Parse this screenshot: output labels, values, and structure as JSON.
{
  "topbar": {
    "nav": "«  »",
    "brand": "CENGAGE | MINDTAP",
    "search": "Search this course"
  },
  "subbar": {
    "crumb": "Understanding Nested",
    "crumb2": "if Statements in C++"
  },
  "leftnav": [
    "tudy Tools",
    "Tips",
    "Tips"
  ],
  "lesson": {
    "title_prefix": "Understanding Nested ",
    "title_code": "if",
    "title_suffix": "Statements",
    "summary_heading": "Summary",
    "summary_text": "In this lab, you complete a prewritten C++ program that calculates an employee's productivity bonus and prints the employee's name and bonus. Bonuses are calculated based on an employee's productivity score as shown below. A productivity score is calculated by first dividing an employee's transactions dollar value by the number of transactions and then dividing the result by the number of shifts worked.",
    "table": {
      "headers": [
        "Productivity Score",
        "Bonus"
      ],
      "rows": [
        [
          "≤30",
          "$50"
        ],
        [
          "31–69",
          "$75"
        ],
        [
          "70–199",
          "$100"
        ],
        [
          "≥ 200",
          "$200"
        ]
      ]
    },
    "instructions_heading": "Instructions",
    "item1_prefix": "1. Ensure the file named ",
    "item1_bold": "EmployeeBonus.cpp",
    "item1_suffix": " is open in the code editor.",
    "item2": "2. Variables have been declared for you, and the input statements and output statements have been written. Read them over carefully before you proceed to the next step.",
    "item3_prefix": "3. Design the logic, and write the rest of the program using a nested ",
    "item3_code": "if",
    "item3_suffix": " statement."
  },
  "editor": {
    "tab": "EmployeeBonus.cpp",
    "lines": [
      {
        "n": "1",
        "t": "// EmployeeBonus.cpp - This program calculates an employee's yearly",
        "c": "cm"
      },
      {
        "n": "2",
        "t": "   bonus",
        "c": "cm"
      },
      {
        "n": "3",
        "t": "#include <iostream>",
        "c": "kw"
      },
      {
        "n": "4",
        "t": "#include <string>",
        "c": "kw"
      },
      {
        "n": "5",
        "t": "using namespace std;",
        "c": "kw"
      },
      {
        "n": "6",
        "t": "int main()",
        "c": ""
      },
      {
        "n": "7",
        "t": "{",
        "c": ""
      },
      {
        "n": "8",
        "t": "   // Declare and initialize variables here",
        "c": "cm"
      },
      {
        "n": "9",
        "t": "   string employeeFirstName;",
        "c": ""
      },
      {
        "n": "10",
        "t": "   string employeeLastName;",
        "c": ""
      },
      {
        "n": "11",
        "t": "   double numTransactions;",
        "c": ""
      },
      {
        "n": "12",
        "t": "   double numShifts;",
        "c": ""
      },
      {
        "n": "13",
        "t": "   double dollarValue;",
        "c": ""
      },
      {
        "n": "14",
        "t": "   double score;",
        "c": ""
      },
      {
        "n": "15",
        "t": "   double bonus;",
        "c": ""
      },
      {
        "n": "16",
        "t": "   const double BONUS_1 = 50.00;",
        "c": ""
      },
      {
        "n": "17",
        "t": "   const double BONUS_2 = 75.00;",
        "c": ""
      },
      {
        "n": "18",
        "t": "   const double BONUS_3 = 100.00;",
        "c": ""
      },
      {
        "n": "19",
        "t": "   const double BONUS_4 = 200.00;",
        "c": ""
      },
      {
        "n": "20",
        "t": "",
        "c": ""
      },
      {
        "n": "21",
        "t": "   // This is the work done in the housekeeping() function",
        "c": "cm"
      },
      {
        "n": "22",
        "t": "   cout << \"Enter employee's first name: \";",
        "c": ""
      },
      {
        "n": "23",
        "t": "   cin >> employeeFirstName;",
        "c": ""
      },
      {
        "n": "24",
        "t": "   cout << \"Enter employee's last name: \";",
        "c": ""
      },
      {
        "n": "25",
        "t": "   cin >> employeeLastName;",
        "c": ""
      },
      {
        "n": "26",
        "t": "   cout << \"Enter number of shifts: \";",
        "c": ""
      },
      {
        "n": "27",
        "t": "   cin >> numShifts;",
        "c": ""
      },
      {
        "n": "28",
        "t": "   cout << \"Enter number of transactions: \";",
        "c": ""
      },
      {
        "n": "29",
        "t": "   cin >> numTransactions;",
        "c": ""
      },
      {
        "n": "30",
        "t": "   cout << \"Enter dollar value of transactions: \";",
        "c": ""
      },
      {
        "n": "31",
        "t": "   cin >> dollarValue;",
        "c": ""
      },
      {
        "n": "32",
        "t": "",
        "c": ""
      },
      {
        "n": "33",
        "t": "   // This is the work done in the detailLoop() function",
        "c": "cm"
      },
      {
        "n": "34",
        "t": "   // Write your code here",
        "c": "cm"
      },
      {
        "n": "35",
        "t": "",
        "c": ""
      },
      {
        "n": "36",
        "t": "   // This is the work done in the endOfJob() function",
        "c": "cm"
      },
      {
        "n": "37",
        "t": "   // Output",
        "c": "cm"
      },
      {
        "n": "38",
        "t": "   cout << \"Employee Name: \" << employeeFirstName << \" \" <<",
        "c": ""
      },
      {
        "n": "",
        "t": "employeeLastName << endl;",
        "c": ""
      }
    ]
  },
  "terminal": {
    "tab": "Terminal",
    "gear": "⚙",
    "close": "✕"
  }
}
____________________
Your task: Copy the data above exactly. Every line must be included.

Finished answer:
Parse this screenshot: output labels, values, and structure as JSON.
{
  "topbar": {
    "nav": "«  »",
    "brand": "CENGAGE | MINDTAP",
    "search": "Search this course"
  },
  "subbar": {
    "crumb": "Understanding Nested",
    "crumb2": "if Statements in C++"
  },
  "leftnav": [
    "tudy Tools",
    "Tips",
    "Tips"
  ],
  "lesson": {
    "title_prefix": "Understanding Nested ",
    "title_code": "if",
    "title_suffix": "Statements",
    "summary_heading": "Summary",
    "summary_text": "In this lab, you complete a prewritten C++ program that calculates an employee's productivity bonus and prints the employee's name and bonus. Bonuses are calculated based on an employee's productivity score as shown below. A productivity score is calculated by first dividing an employee's transactions dollar value by the number of transactions and then dividing the result by the number of shifts worked.",
    "table": {
      "headers": [
        "Productivity Score",
        "Bonus"
      ],
      "rows": [
        [
          "≤30",
          "$50"
        ],
        [
          "31–69",
          "$75"
        ],
        [
          "70–199",
          "$100"
        ],
        [
          "≥ 200",
          "$200"
        ]
      ]
    },
    "instructions_heading": "Instructions",
    "item1_prefix": "1. Ensure the file named ",
    "item1_bold": "EmployeeBonus.cpp",
    "item1_suffix": " is open in the code editor.",
    "item2": "2. Variables have been declared for you, and the input statements and output statements have been written. Read them over carefully before you proceed to the next step.",
    "item3_prefix": "3. Design the logic, and write the rest of the program using a nested ",
    "item3_code": "if",
    "item3_suffix": " statement."
  },
  "editor": {
    "tab": "EmployeeBonus.cpp",
    "lines": [
      {
        "n": "1",
        "t": "// EmployeeBonus.cpp - This program calculates an employee's yearly",
        "c": "cm"
      },
      {
        "n": "2",
        "t": "   bonus",
        "c": "cm"
      },
      {
        "n": "3",
        "t": "#include <iostream>",
        "c": "kw"
      },
      {
        "n": "4",
        "t": "#include <string>",
        "c": "kw"
      },
      {
        "n": "5",
        "t": "using namespace std;",
        "c": "kw"
      },
      {
        "n": "6",
        "t": "int main()",
        "c": ""
      },
      {
        "n": "7",
        "t": "{",
        "c": ""
      },
      {
        "n": "8",
        "t": "   // Declare and initialize variables here",
        "c": "cm"
      },
      {
        "n": "9",
        "t": "   string employeeFirstName;",
        "c": ""
      },
      {
        "n": "10",
        "t": "   string employeeLastName;",
        "c": ""
      },
      {
        "n": "11",
        "t": "   double numTransactions;",
        "c": ""
      },
      {
        "n": "12",
        "t": "   double numShifts;",
        "c": ""
      },
      {
        "n": "13",
        "t": "   double dollarValue;",
        "c": ""
      },
      {
        "n": "14",
        "t": "   double score;",
        "c": ""
      },
      {
        "n": "15",
        "t": "   double bonus;",
        "c": ""
      },
      {
        "n": "16",
        "t": "   const double BONUS_1 = 50.00;",
        "c": ""
      },
      {
        "n": "17",
        "t": "   const double BONUS_2 = 75.00;",
        "c": ""
      },
      {
        "n": "18",
        "t": "   const double BONUS_3 = 100.00;",
        "c": ""
      },
      {
        "n": "19",
        "t": "   const double BONUS_4 = 200.00;",
        "c": ""
      },
      {
        "n": "20",
        "t": "",
        "c": ""
      },
      {
        "n": "21",
        "t": "   // This is the work done in the housekeeping() function",
        "c": "cm"
      },
      {
        "n": "22",
        "t": "   cout << \"Enter employee's first name: \";",
        "c": ""
      },
      {
        "n": "23",
        "t": "   cin >> employeeFirstName;",
        "c": ""
      },
      {
        "n": "24",
        "t": "   cout << \"Enter employee's last name: \";",
        "c": ""
      },
      {
        "n": "25",
        "t": "   cin >> employeeLastName;",
        "c": ""
      },
      {
        "n": "26",
        "t": "   cout << \"Enter number of shifts: \";",
        "c": ""
      },
      {
        "n": "27",
        "t": "   cin >> numShifts;",
        "c": ""
      },
      {
        "n": "28",
        "t": "   cout << \"Enter number of transactions: \";",
        "c": ""
      },
      {
        "n": "29",
        "t": "   cin >> numTransactions;",
        "c": ""
      },
      {
        "n": "30",
        "t": "   cout << \"Enter dollar value of transactions: \";",
        "c": ""
      },
      {
        "n": "31",
        "t": "   cin >> dollarValue;",
        "c": ""
      },
      {
        "n": "32",
        "t": "",
        "c": ""
      },
      {
        "n": "33",
        "t": "   // This is the work done in the detailLoop() function",
        "c": "cm"
      },
      {
        "n": "34",
        "t": "   // Write your code here",
        "c": "cm"
      },
      {
        "n": "35",
        "t": "",
        "c": ""
      },
      {
        "n": "36",
        "t": "   // This is the work done in the endOfJob() function",
        "c": "cm"
      },
      {
        "n": "37",
        "t": "   // Output",
        "c": "cm"
      },
      {
        "n": "38",
        "t": "   cout << \"Employee Name: \" << employeeFirstName << \" \" <<",
        "c": ""
      },
      {
        "n": "",
        "t": "employeeLastName << endl;",
        "c": ""
      }
    ]
  },
  "terminal": {
    "tab": "Terminal",
    "gear": "⚙",
    "close": "✕"
  }
}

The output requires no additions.